▸ **Text section**:
==================================================

Vietnam’s Ministry of Finance is preparing to introduce a tax framework aligning cryptocurrency transactions with securities trading. A draft policy proposes a 0.1% personal income tax on individual crypto transfers made through licensed service providers.

This structure mirrors the levy currently applied to stock trades within the country. The draft circular classifies crypto trading as exempt from value-added tax, applying the turnover-based tax to investors regardless of residency.

Company profits from crypto transfers would face a 20% corporate income tax. Institutional investors would calculate this tax after deducting purchase costs and related expenses.

Authorities have formally defined crypto assets as digital assets relying on cryptographic technologies. This definition is part of establishing a regulated market under a five-year pilot program that launched in September 2025.

Firms seeking to operate a digital asset exchange would need charter capital of at least 10 trillion Vietnamese dong, or about $408 million. This threshold is higher than that for commercial banks and would permit foreign ownership capped at 49%.

The State Securities Commission of Vietnam (SSC) announced it began accepting license applications on January 20, 2026. This move formally launched the operational phase of the planned pilot program for a regulated crypto market.

No companies had applied to participate in the five-year crypto pilot when the Ministry of Finance confirmed the situation in October 2025. The high capital requirements and strict eligibility conditions were cited as primary barriers to entry.

==================================================

▸ **Dataset records**:

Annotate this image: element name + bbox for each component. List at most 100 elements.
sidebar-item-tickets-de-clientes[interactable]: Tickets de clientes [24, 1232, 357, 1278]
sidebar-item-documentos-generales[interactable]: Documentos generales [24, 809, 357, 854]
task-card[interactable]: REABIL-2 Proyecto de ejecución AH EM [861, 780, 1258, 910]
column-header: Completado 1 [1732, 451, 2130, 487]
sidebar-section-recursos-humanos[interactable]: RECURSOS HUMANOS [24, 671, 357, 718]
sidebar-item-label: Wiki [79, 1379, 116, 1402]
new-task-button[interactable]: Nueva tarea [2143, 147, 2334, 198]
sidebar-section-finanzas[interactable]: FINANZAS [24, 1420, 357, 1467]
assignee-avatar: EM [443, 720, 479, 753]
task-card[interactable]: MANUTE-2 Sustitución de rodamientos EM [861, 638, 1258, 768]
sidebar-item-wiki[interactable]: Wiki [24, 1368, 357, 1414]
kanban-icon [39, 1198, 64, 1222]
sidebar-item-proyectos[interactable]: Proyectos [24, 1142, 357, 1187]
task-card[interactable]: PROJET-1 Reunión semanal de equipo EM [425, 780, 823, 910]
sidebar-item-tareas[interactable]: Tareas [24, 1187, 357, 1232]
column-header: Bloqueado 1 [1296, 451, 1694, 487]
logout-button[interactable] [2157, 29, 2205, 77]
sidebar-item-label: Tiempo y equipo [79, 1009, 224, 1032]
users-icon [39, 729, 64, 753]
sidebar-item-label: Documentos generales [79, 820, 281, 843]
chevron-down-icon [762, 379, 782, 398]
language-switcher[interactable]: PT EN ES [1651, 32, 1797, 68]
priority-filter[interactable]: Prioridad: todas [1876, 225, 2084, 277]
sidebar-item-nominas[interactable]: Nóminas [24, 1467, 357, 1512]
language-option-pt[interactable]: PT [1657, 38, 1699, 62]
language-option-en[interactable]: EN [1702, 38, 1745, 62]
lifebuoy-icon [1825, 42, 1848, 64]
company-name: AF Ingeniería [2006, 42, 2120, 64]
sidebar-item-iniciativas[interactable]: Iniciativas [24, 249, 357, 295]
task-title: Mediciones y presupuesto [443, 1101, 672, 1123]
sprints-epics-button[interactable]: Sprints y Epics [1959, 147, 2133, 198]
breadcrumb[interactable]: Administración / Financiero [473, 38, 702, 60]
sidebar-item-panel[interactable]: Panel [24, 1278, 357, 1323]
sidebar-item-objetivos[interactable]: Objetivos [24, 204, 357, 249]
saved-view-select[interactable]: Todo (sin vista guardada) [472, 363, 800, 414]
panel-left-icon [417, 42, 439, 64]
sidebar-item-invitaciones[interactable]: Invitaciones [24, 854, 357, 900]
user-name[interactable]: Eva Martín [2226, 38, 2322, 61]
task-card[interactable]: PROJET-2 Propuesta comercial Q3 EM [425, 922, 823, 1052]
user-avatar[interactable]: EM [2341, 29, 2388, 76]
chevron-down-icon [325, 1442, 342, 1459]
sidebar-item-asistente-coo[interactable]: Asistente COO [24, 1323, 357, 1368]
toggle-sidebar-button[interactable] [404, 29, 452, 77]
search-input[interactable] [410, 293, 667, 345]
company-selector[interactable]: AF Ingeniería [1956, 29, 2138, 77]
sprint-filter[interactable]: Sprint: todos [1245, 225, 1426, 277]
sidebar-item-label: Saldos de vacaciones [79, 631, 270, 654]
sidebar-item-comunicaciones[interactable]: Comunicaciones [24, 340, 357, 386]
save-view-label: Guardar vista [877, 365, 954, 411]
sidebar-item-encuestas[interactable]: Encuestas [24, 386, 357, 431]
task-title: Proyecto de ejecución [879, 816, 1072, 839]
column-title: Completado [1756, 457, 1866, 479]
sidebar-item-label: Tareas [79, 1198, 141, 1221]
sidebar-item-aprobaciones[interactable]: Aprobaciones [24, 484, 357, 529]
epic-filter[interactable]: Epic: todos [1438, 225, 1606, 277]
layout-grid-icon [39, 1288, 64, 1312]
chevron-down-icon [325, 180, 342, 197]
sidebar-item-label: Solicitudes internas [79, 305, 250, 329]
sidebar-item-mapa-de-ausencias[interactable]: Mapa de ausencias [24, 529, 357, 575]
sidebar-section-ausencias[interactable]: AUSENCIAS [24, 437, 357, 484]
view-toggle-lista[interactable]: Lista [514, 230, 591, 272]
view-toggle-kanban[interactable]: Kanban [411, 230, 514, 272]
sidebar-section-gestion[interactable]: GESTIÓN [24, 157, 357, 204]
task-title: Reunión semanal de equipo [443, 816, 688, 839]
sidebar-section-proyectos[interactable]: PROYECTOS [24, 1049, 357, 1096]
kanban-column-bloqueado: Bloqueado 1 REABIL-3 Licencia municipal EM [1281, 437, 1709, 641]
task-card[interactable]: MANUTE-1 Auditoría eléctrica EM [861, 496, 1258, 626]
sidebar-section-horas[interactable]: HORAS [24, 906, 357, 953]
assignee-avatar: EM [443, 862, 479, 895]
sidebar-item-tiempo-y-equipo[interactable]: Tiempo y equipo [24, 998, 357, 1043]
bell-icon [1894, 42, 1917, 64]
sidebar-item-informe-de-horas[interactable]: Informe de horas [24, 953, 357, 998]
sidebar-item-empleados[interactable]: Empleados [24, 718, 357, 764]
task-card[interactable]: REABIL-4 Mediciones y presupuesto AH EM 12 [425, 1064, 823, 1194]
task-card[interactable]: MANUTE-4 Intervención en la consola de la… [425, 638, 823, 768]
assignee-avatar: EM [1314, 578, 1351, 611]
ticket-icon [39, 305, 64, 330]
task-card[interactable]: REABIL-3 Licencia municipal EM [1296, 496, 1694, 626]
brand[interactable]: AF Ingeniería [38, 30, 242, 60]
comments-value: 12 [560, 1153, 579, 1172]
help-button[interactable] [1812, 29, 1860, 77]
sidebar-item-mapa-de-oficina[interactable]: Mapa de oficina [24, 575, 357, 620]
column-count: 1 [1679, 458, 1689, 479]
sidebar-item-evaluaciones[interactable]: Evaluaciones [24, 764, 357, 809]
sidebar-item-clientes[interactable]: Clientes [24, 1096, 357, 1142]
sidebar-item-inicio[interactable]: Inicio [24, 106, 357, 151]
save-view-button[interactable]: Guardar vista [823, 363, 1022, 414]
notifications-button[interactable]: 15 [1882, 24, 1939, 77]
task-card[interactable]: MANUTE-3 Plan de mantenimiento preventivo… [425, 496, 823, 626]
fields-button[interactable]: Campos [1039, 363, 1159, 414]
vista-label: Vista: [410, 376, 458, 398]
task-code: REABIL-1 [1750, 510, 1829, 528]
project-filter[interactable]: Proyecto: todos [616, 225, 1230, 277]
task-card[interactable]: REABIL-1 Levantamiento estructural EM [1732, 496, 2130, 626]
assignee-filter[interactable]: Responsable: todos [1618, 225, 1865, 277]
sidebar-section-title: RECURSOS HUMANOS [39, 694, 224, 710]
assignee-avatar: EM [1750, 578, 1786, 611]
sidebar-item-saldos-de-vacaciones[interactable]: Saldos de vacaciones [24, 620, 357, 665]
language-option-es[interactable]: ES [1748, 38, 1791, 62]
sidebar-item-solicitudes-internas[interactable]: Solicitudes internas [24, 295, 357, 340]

==================================================

▸ **Exercise task A**:
List every date given in the article on Vietnam's crypto tax plan.
▸ **Exercise task B**:
According to the article on Vietnam's crypto tax plan, what minimum charter capital would a firm need to operate a digital asset exchange?
The lines after the crypto tax article have nothing to do with what follows.

▸ **Written response A**:
September 2025; January 20, 2026; October 2025

▸ **Written response B**:
At least 10 trillion Vietnamese dong, or about $408 million.